(Collected data entries)
************
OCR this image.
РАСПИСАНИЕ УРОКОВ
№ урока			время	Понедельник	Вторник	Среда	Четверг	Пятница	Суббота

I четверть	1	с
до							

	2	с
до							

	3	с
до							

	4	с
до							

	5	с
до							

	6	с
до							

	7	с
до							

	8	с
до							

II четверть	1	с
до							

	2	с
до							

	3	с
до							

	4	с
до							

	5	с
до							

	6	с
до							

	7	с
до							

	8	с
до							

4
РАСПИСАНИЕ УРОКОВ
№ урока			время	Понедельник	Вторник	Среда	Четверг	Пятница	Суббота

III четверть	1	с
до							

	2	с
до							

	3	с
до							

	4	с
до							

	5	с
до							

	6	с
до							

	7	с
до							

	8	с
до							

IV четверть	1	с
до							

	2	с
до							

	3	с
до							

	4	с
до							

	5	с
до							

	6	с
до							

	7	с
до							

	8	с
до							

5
************
— WHAT IS REQUIRED —
Retype each record exactly, leaving nothing out.

— TASK RESPONSE —
OCR this image.
РАСПИСАНИЕ УРОКОВ
№ урока			время	Понедельник	Вторник	Среда	Четверг	Пятница	Суббота

I четверть	1	с
до							

	2	с
до							

	3	с
до							

	4	с
до							

	5	с
до							

	6	с
до							

	7	с
до							

	8	с
до							

II четверть	1	с
до							

	2	с
до							

	3	с
до							

	4	с
до							

	5	с
до							

	6	с
до							

	7	с
до							

	8	с
до							

4
РАСПИСАНИЕ УРОКОВ
№ урока			время	Понедельник	Вторник	Среда	Четверг	Пятница	Суббота

III четверть	1	с
до							

	2	с
до							

	3	с
до							

	4	с
до							

	5	с
до							

	6	с
до							

	7	с
до							

	8	с
до							

IV четверть	1	с
до							

	2	с
до							

	3	с
до							

	4	с
до							

	5	с
до							

	6	с
до							

	7	с
до							

	8	с
до							

5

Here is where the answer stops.